== EXERCISE MATERIAL ==
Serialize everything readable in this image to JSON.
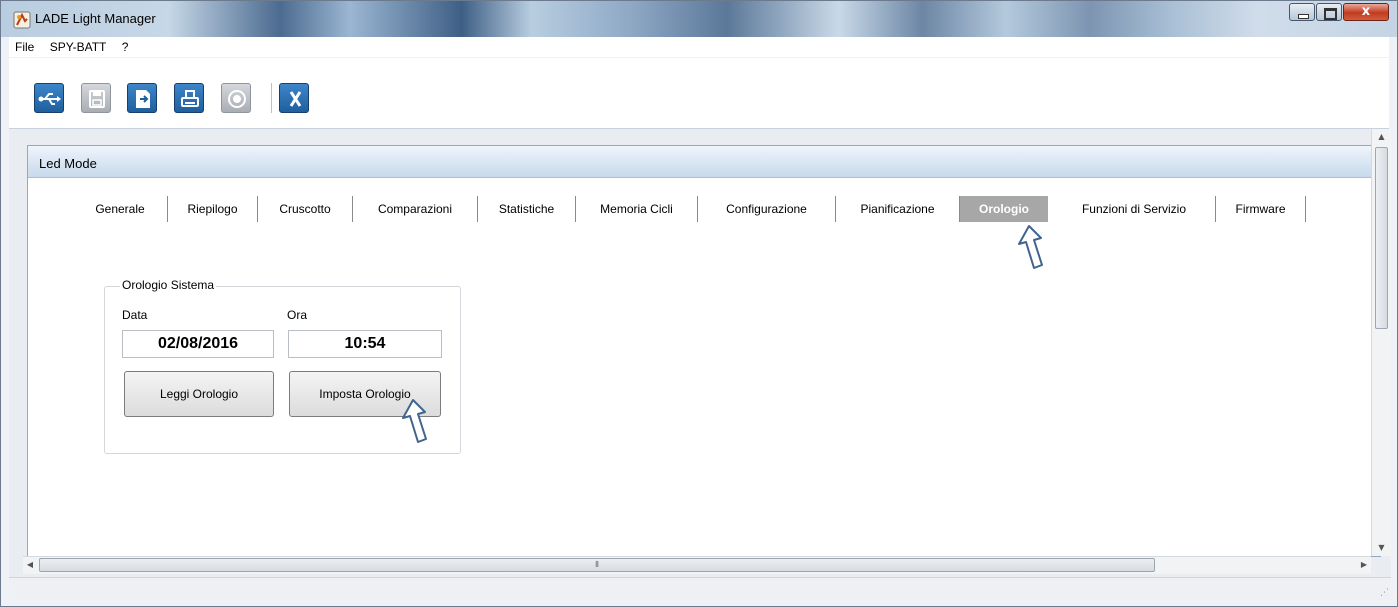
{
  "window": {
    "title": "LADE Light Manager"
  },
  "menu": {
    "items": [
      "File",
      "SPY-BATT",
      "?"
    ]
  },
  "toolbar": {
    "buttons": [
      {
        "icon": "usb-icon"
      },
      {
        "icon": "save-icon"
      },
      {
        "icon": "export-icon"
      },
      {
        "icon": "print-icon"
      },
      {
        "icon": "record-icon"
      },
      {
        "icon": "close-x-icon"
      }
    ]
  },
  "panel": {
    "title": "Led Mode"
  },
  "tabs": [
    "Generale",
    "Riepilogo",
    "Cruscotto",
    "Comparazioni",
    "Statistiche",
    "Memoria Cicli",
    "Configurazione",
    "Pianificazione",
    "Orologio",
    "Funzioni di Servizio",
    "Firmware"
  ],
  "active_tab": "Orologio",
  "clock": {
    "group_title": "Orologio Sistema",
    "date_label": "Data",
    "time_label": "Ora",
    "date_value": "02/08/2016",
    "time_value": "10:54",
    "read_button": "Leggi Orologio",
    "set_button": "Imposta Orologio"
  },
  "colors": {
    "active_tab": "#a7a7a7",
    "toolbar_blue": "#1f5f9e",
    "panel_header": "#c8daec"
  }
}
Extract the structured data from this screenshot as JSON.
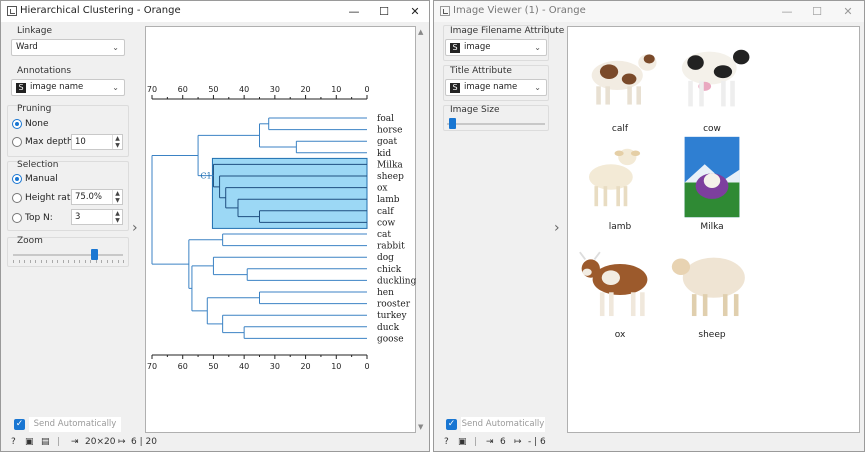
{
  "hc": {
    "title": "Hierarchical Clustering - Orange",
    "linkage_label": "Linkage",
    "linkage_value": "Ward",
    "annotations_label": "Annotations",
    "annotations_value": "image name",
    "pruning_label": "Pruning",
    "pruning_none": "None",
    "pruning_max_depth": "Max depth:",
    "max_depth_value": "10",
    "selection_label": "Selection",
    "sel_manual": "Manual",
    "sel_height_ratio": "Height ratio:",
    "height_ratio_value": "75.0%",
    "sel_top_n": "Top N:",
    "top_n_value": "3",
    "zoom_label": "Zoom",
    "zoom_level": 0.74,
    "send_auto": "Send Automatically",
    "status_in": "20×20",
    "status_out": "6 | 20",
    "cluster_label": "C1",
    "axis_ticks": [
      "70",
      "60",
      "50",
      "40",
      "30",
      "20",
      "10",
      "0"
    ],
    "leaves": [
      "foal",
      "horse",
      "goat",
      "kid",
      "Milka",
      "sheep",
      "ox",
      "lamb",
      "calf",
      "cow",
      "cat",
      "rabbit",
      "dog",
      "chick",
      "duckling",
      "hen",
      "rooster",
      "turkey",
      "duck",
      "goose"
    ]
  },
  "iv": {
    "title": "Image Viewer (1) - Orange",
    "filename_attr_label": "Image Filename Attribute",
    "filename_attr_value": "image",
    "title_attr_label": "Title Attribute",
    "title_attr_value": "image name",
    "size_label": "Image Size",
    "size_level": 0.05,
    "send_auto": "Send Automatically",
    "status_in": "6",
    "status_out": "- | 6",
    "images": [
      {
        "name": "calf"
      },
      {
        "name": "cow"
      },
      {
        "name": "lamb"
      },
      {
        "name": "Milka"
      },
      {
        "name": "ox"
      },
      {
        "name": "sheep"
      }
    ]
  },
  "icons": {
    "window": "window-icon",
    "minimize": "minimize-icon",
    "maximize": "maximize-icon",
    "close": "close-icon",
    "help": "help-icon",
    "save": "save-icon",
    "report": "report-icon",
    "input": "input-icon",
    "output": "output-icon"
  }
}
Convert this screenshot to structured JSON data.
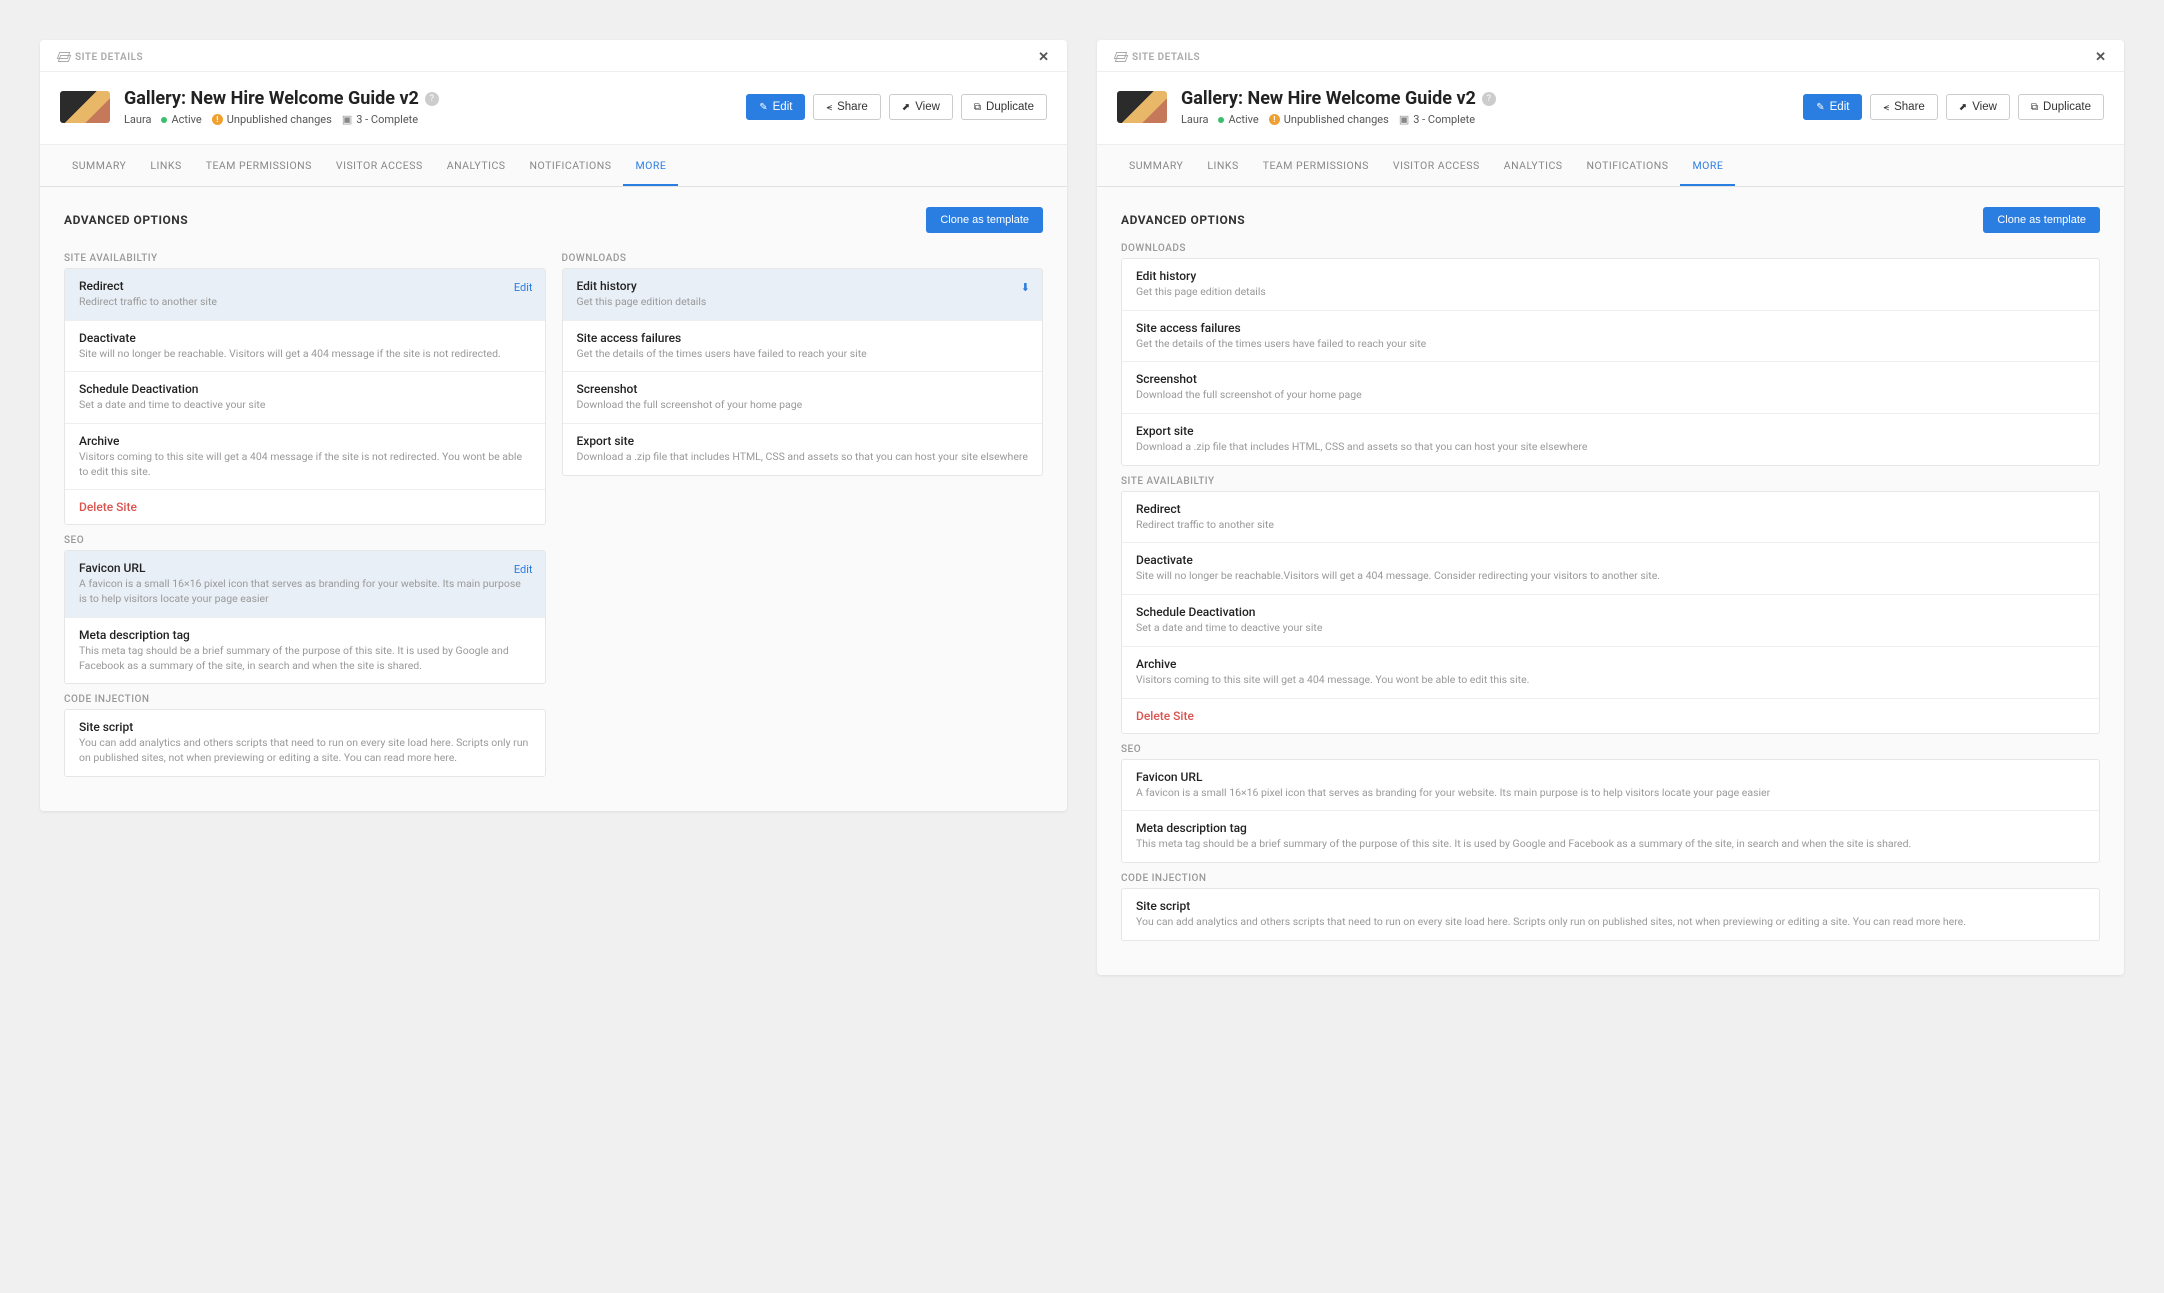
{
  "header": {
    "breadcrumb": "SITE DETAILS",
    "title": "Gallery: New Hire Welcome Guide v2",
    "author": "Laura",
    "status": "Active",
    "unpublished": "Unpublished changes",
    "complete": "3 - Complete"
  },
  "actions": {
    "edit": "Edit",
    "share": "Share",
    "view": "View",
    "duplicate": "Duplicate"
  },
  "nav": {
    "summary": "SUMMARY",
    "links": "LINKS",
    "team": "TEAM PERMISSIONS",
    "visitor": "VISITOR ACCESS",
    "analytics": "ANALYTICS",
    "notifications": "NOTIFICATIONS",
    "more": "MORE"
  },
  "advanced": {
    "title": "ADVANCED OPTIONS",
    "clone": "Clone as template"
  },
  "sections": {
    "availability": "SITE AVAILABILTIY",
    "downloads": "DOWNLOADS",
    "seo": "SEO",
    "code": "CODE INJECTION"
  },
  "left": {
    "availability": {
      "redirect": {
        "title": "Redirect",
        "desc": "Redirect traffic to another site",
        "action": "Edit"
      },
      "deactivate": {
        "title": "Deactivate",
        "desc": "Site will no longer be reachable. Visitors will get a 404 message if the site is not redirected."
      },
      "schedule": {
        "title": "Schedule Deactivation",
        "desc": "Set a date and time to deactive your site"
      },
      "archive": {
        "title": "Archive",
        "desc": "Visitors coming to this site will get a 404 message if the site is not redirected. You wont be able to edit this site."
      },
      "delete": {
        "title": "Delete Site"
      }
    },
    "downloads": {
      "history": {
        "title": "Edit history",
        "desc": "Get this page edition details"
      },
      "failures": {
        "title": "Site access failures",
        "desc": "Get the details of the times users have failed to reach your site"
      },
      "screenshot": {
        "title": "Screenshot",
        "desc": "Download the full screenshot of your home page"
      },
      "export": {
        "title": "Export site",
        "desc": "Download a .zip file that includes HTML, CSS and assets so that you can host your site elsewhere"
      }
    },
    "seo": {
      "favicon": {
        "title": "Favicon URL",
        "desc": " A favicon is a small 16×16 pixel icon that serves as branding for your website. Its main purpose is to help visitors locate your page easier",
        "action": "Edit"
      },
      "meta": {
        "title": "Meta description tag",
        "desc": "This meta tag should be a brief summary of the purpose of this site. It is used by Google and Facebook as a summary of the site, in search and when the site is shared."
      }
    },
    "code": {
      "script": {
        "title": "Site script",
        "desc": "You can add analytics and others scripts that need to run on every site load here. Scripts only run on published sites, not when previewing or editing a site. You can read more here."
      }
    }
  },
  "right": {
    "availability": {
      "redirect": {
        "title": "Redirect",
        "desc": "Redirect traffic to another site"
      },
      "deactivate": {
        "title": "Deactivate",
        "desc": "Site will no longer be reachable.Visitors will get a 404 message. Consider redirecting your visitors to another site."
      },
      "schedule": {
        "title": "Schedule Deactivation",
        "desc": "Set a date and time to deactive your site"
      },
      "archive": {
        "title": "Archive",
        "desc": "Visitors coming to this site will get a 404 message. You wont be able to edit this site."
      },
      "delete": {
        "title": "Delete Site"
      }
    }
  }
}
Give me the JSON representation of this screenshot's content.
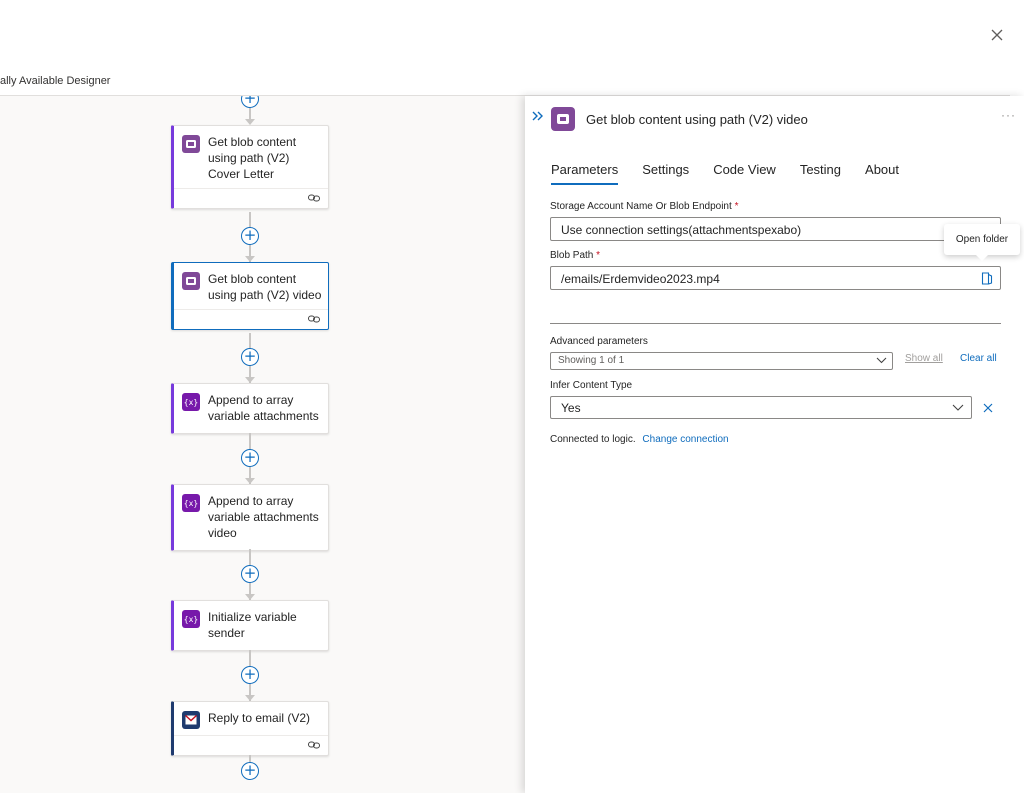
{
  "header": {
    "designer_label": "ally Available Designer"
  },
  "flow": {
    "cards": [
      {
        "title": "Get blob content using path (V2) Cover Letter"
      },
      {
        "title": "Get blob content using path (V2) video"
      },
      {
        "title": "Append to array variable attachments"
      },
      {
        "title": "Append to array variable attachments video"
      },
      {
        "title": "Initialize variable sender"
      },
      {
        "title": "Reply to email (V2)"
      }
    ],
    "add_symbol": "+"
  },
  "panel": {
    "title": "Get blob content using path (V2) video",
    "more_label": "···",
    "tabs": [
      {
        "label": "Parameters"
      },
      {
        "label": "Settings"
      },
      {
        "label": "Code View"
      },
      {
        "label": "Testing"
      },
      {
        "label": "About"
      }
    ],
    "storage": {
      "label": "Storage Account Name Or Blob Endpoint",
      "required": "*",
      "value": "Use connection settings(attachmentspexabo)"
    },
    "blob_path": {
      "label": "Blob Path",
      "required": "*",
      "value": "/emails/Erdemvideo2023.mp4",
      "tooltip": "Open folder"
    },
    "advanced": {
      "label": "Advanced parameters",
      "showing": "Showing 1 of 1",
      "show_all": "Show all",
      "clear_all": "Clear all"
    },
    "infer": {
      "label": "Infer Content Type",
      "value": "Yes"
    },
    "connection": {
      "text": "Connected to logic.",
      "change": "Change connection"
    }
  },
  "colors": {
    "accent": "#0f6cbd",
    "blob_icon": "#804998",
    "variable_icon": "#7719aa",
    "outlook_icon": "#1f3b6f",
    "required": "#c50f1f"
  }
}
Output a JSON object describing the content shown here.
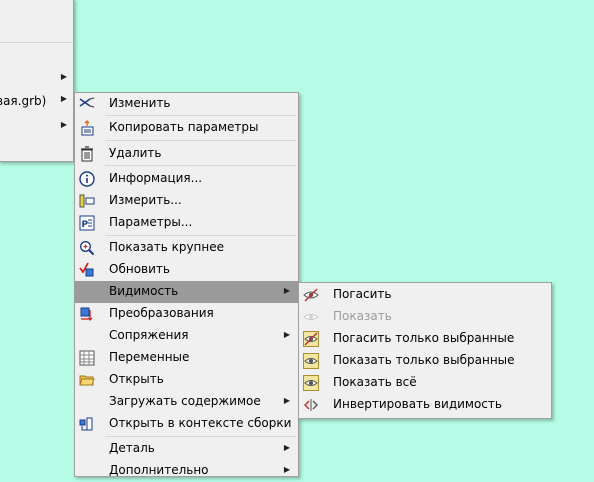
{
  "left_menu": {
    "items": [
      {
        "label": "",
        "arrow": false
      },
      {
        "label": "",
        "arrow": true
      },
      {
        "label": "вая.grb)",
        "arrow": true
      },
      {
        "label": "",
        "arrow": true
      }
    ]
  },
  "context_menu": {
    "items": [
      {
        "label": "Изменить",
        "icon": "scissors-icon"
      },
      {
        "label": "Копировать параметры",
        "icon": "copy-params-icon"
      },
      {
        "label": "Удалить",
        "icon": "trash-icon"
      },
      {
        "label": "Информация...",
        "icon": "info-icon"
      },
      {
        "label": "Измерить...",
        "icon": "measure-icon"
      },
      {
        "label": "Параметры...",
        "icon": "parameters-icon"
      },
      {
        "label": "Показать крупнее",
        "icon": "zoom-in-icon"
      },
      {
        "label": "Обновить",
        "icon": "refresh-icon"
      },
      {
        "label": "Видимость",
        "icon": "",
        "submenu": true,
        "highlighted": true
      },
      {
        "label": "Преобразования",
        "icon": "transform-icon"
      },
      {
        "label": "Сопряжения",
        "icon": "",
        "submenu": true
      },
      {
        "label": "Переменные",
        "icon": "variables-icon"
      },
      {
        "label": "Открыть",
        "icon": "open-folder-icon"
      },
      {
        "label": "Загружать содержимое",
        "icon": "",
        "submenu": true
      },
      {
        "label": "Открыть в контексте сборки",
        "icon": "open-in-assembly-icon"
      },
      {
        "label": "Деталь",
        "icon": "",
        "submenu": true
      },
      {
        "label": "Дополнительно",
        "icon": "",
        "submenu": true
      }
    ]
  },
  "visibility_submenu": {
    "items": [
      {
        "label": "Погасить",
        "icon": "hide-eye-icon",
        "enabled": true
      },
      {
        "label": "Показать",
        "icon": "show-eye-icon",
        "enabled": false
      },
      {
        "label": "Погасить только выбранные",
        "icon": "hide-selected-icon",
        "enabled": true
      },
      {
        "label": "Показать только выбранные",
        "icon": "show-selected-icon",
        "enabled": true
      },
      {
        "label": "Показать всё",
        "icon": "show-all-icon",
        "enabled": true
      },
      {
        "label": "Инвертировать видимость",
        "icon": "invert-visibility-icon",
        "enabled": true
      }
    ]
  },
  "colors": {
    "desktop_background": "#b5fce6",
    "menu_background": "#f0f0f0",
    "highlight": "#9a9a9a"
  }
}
===
_PROBLEM:_
Read through the entries and copy every line that includes "connection".

_COMPLETE RESPONSE:_
      "value": "Use connection settings(attachmentspexabo)"
    "connection": {
      "change": "Change connection"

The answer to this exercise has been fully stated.